◆ TASK GOAL: Transcribe each record exactly. Include every one.
BEGIN GIVEN DATA
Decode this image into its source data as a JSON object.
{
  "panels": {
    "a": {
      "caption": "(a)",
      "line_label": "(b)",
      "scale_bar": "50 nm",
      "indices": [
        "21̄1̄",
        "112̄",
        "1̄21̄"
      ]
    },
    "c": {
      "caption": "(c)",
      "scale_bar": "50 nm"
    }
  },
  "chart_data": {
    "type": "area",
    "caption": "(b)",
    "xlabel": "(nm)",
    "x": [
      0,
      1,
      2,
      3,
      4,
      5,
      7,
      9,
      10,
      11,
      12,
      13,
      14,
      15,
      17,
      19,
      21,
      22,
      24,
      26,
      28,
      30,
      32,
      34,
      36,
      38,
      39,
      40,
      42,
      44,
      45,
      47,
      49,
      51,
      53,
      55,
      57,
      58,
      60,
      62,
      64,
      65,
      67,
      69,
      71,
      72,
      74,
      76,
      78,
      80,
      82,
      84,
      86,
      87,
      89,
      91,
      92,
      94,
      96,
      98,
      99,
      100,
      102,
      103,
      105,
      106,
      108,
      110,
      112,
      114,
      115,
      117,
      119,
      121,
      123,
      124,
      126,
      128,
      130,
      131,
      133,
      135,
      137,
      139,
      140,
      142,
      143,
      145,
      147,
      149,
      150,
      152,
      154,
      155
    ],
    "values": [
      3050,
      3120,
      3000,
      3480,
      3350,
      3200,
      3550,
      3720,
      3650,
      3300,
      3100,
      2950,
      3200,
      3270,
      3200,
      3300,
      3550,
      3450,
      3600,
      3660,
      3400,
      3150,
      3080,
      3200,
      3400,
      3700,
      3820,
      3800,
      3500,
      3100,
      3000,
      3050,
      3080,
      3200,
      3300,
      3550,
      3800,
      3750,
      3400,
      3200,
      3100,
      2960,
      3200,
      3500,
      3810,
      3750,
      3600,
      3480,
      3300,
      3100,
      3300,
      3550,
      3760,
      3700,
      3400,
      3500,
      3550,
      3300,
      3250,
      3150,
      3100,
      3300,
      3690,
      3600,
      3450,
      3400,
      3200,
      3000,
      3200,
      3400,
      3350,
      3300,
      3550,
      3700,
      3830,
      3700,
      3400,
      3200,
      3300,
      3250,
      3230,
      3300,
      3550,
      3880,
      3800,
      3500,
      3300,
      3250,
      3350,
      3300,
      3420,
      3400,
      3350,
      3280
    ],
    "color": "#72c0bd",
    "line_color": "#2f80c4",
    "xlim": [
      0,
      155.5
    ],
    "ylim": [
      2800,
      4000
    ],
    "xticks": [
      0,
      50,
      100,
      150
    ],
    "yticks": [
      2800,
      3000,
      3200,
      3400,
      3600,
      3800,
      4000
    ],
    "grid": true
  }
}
END GIVEN DATA
◆ THE ANSWER:
Decode this image into its source data as a JSON object.
{
  "panels": {
    "a": {
      "caption": "(a)",
      "line_label": "(b)",
      "scale_bar": "50 nm",
      "indices": [
        "21̄1̄",
        "112̄",
        "1̄21̄"
      ]
    },
    "c": {
      "caption": "(c)",
      "scale_bar": "50 nm"
    }
  },
  "chart_data": {
    "type": "area",
    "caption": "(b)",
    "xlabel": "(nm)",
    "x": [
      0,
      1,
      2,
      3,
      4,
      5,
      7,
      9,
      10,
      11,
      12,
      13,
      14,
      15,
      17,
      19,
      21,
      22,
      24,
      26,
      28,
      30,
      32,
      34,
      36,
      38,
      39,
      40,
      42,
      44,
      45,
      47,
      49,
      51,
      53,
      55,
      57,
      58,
      60,
      62,
      64,
      65,
      67,
      69,
      71,
      72,
      74,
      76,
      78,
      80,
      82,
      84,
      86,
      87,
      89,
      91,
      92,
      94,
      96,
      98,
      99,
      100,
      102,
      103,
      105,
      106,
      108,
      110,
      112,
      114,
      115,
      117,
      119,
      121,
      123,
      124,
      126,
      128,
      130,
      131,
      133,
      135,
      137,
      139,
      140,
      142,
      143,
      145,
      147,
      149,
      150,
      152,
      154,
      155
    ],
    "values": [
      3050,
      3120,
      3000,
      3480,
      3350,
      3200,
      3550,
      3720,
      3650,
      3300,
      3100,
      2950,
      3200,
      3270,
      3200,
      3300,
      3550,
      3450,
      3600,
      3660,
      3400,
      3150,
      3080,
      3200,
      3400,
      3700,
      3820,
      3800,
      3500,
      3100,
      3000,
      3050,
      3080,
      3200,
      3300,
      3550,
      3800,
      3750,
      3400,
      3200,
      3100,
      2960,
      3200,
      3500,
      3810,
      3750,
      3600,
      3480,
      3300,
      3100,
      3300,
      3550,
      3760,
      3700,
      3400,
      3500,
      3550,
      3300,
      3250,
      3150,
      3100,
      3300,
      3690,
      3600,
      3450,
      3400,
      3200,
      3000,
      3200,
      3400,
      3350,
      3300,
      3550,
      3700,
      3830,
      3700,
      3400,
      3200,
      3300,
      3250,
      3230,
      3300,
      3550,
      3880,
      3800,
      3500,
      3300,
      3250,
      3350,
      3300,
      3420,
      3400,
      3350,
      3280
    ],
    "color": "#72c0bd",
    "line_color": "#2f80c4",
    "xlim": [
      0,
      155.5
    ],
    "ylim": [
      2800,
      4000
    ],
    "xticks": [
      0,
      50,
      100,
      150
    ],
    "yticks": [
      2800,
      3000,
      3200,
      3400,
      3600,
      3800,
      4000
    ],
    "grid": true
  }
}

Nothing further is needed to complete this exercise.